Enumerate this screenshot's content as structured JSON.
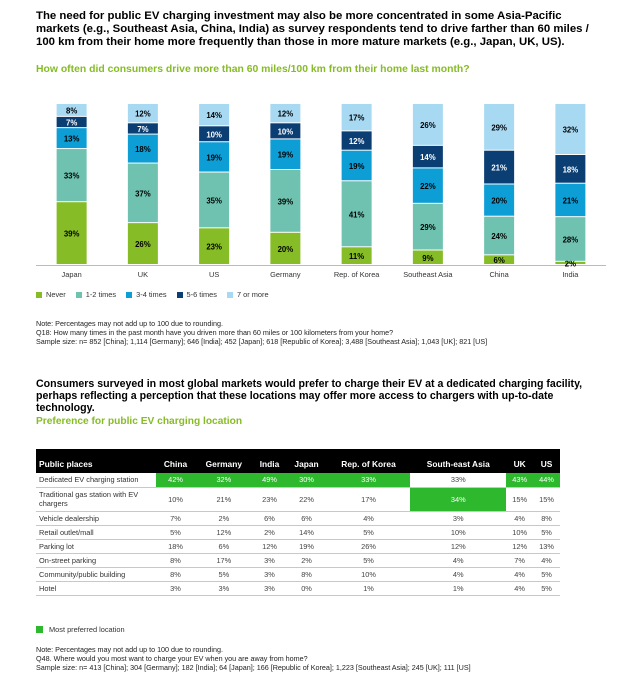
{
  "headline": "The need for public EV charging investment may also be more concentrated in some Asia-Pacific markets (e.g., Southeast Asia, China, India) as survey respondents tend to drive farther than 60 miles / 100 km from their home more frequently than those in more mature markets (e.g., Japan, UK, US).",
  "chart_subtitle": "How often did consumers drive more than 60 miles/100 km from their home last month?",
  "chart_data": {
    "type": "bar",
    "stacked": true,
    "percent_scale": true,
    "categories": [
      "Japan",
      "UK",
      "US",
      "Germany",
      "Rep. of Korea",
      "Southeast Asia",
      "China",
      "India"
    ],
    "series": [
      {
        "name": "Never",
        "color": "#86bc25",
        "label_color": "#000000",
        "values": [
          39,
          26,
          23,
          20,
          11,
          9,
          6,
          2
        ]
      },
      {
        "name": "1-2 times",
        "color": "#6fc2b0",
        "label_color": "#000000",
        "values": [
          33,
          37,
          35,
          39,
          41,
          29,
          24,
          28
        ]
      },
      {
        "name": "3-4 times",
        "color": "#0e9ed6",
        "label_color": "#000000",
        "values": [
          13,
          18,
          19,
          19,
          19,
          22,
          20,
          21
        ]
      },
      {
        "name": "5-6 times",
        "color": "#0b3f74",
        "label_color": "#ffffff",
        "values": [
          7,
          7,
          10,
          10,
          12,
          14,
          21,
          18
        ]
      },
      {
        "name": "7 or more",
        "color": "#a7d9f2",
        "label_color": "#000000",
        "values": [
          8,
          12,
          14,
          12,
          17,
          26,
          29,
          32
        ]
      }
    ],
    "legend_position": "bottom-left",
    "grid": false
  },
  "notes1": {
    "line1": "Note: Percentages may not add up to 100 due to rounding.",
    "line2": "Q18: How many times in the past month have you driven more than 60 miles or 100 kilometers from your home?",
    "line3": "Sample size: n= 852 [China]; 1,114 [Germany]; 646 [India]; 452 [Japan]; 618 [Republic of Korea]; 3,488 [Southeast Asia]; 1,043 [UK]; 821 [US]"
  },
  "headline2": "Consumers surveyed in most global markets would prefer to charge their EV at a dedicated charging facility, perhaps reflecting a perception that these locations may offer more access to chargers with up-to-date technology.",
  "table_subtitle": "Preference for public EV charging location",
  "table": {
    "highlight_color": "#2eb82e",
    "headers": [
      "Public places",
      "China",
      "Germany",
      "India",
      "Japan",
      "Rep. of Korea",
      "South-east Asia",
      "UK",
      "US"
    ],
    "rows": [
      {
        "label": "Dedicated EV charging station",
        "values": [
          "42%",
          "32%",
          "49%",
          "30%",
          "33%",
          "33%",
          "43%",
          "44%"
        ],
        "highlight": [
          true,
          true,
          true,
          true,
          true,
          false,
          true,
          true
        ]
      },
      {
        "label": "Traditional gas station with EV chargers",
        "values": [
          "10%",
          "21%",
          "23%",
          "22%",
          "17%",
          "34%",
          "15%",
          "15%"
        ],
        "highlight": [
          false,
          false,
          false,
          false,
          false,
          true,
          false,
          false
        ]
      },
      {
        "label": "Vehicle dealership",
        "values": [
          "7%",
          "2%",
          "6%",
          "6%",
          "4%",
          "3%",
          "4%",
          "8%"
        ],
        "highlight": [
          false,
          false,
          false,
          false,
          false,
          false,
          false,
          false
        ]
      },
      {
        "label": "Retail outlet/mall",
        "values": [
          "5%",
          "12%",
          "2%",
          "14%",
          "5%",
          "10%",
          "10%",
          "5%"
        ],
        "highlight": [
          false,
          false,
          false,
          false,
          false,
          false,
          false,
          false
        ]
      },
      {
        "label": "Parking lot",
        "values": [
          "18%",
          "6%",
          "12%",
          "19%",
          "26%",
          "12%",
          "12%",
          "13%"
        ],
        "highlight": [
          false,
          false,
          false,
          false,
          false,
          false,
          false,
          false
        ]
      },
      {
        "label": "On-street parking",
        "values": [
          "8%",
          "17%",
          "3%",
          "2%",
          "5%",
          "4%",
          "7%",
          "4%"
        ],
        "highlight": [
          false,
          false,
          false,
          false,
          false,
          false,
          false,
          false
        ]
      },
      {
        "label": "Community/public building",
        "values": [
          "8%",
          "5%",
          "3%",
          "8%",
          "10%",
          "4%",
          "4%",
          "5%"
        ],
        "highlight": [
          false,
          false,
          false,
          false,
          false,
          false,
          false,
          false
        ]
      },
      {
        "label": "Hotel",
        "values": [
          "3%",
          "3%",
          "3%",
          "0%",
          "1%",
          "1%",
          "4%",
          "5%"
        ],
        "highlight": [
          false,
          false,
          false,
          false,
          false,
          false,
          false,
          false
        ]
      }
    ]
  },
  "table_legend": "Most preferred location",
  "notes2": {
    "line1": "Note: Percentages may not add up to 100 due to rounding.",
    "line2": "Q48. Where would you most want to charge your EV when you are away from home?",
    "line3": "Sample size: n= 413 [China]; 304 [Germany]; 182 [India]; 64 [Japan]; 166 [Republic of Korea]; 1,223 [Southeast Asia]; 245 [UK]; 111 [US]"
  }
}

#### WHAT IS NEEDED
Each line of the data is to be duplicated exactly; pictures stay out of the copy.

#### ANSWER TO THE TASK
Enumerate this screenshot's content as structured JSON.
{
  "headline": "The need for public EV charging investment may also be more concentrated in some Asia-Pacific markets (e.g., Southeast Asia, China, India) as survey respondents tend to drive farther than 60 miles / 100 km from their home more frequently than those in more mature markets (e.g., Japan, UK, US).",
  "chart_subtitle": "How often did consumers drive more than 60 miles/100 km from their home last month?",
  "chart_data": {
    "type": "bar",
    "stacked": true,
    "percent_scale": true,
    "categories": [
      "Japan",
      "UK",
      "US",
      "Germany",
      "Rep. of Korea",
      "Southeast Asia",
      "China",
      "India"
    ],
    "series": [
      {
        "name": "Never",
        "color": "#86bc25",
        "label_color": "#000000",
        "values": [
          39,
          26,
          23,
          20,
          11,
          9,
          6,
          2
        ]
      },
      {
        "name": "1-2 times",
        "color": "#6fc2b0",
        "label_color": "#000000",
        "values": [
          33,
          37,
          35,
          39,
          41,
          29,
          24,
          28
        ]
      },
      {
        "name": "3-4 times",
        "color": "#0e9ed6",
        "label_color": "#000000",
        "values": [
          13,
          18,
          19,
          19,
          19,
          22,
          20,
          21
        ]
      },
      {
        "name": "5-6 times",
        "color": "#0b3f74",
        "label_color": "#ffffff",
        "values": [
          7,
          7,
          10,
          10,
          12,
          14,
          21,
          18
        ]
      },
      {
        "name": "7 or more",
        "color": "#a7d9f2",
        "label_color": "#000000",
        "values": [
          8,
          12,
          14,
          12,
          17,
          26,
          29,
          32
        ]
      }
    ],
    "legend_position": "bottom-left",
    "grid": false
  },
  "notes1": {
    "line1": "Note: Percentages may not add up to 100 due to rounding.",
    "line2": "Q18: How many times in the past month have you driven more than 60 miles or 100 kilometers from your home?",
    "line3": "Sample size: n= 852 [China]; 1,114 [Germany]; 646 [India]; 452 [Japan]; 618 [Republic of Korea]; 3,488 [Southeast Asia]; 1,043 [UK]; 821 [US]"
  },
  "headline2": "Consumers surveyed in most global markets would prefer to charge their EV at a dedicated charging facility, perhaps reflecting a perception that these locations may offer more access to chargers with up-to-date technology.",
  "table_subtitle": "Preference for public EV charging location",
  "table": {
    "highlight_color": "#2eb82e",
    "headers": [
      "Public places",
      "China",
      "Germany",
      "India",
      "Japan",
      "Rep. of Korea",
      "South-east Asia",
      "UK",
      "US"
    ],
    "rows": [
      {
        "label": "Dedicated EV charging station",
        "values": [
          "42%",
          "32%",
          "49%",
          "30%",
          "33%",
          "33%",
          "43%",
          "44%"
        ],
        "highlight": [
          true,
          true,
          true,
          true,
          true,
          false,
          true,
          true
        ]
      },
      {
        "label": "Traditional gas station with EV chargers",
        "values": [
          "10%",
          "21%",
          "23%",
          "22%",
          "17%",
          "34%",
          "15%",
          "15%"
        ],
        "highlight": [
          false,
          false,
          false,
          false,
          false,
          true,
          false,
          false
        ]
      },
      {
        "label": "Vehicle dealership",
        "values": [
          "7%",
          "2%",
          "6%",
          "6%",
          "4%",
          "3%",
          "4%",
          "8%"
        ],
        "highlight": [
          false,
          false,
          false,
          false,
          false,
          false,
          false,
          false
        ]
      },
      {
        "label": "Retail outlet/mall",
        "values": [
          "5%",
          "12%",
          "2%",
          "14%",
          "5%",
          "10%",
          "10%",
          "5%"
        ],
        "highlight": [
          false,
          false,
          false,
          false,
          false,
          false,
          false,
          false
        ]
      },
      {
        "label": "Parking lot",
        "values": [
          "18%",
          "6%",
          "12%",
          "19%",
          "26%",
          "12%",
          "12%",
          "13%"
        ],
        "highlight": [
          false,
          false,
          false,
          false,
          false,
          false,
          false,
          false
        ]
      },
      {
        "label": "On-street parking",
        "values": [
          "8%",
          "17%",
          "3%",
          "2%",
          "5%",
          "4%",
          "7%",
          "4%"
        ],
        "highlight": [
          false,
          false,
          false,
          false,
          false,
          false,
          false,
          false
        ]
      },
      {
        "label": "Community/public building",
        "values": [
          "8%",
          "5%",
          "3%",
          "8%",
          "10%",
          "4%",
          "4%",
          "5%"
        ],
        "highlight": [
          false,
          false,
          false,
          false,
          false,
          false,
          false,
          false
        ]
      },
      {
        "label": "Hotel",
        "values": [
          "3%",
          "3%",
          "3%",
          "0%",
          "1%",
          "1%",
          "4%",
          "5%"
        ],
        "highlight": [
          false,
          false,
          false,
          false,
          false,
          false,
          false,
          false
        ]
      }
    ]
  },
  "table_legend": "Most preferred location",
  "notes2": {
    "line1": "Note: Percentages may not add up to 100 due to rounding.",
    "line2": "Q48. Where would you most want to charge your EV when you are away from home?",
    "line3": "Sample size: n= 413 [China]; 304 [Germany]; 182 [India]; 64 [Japan]; 166 [Republic of Korea]; 1,223 [Southeast Asia]; 245 [UK]; 111 [US]"
  }
}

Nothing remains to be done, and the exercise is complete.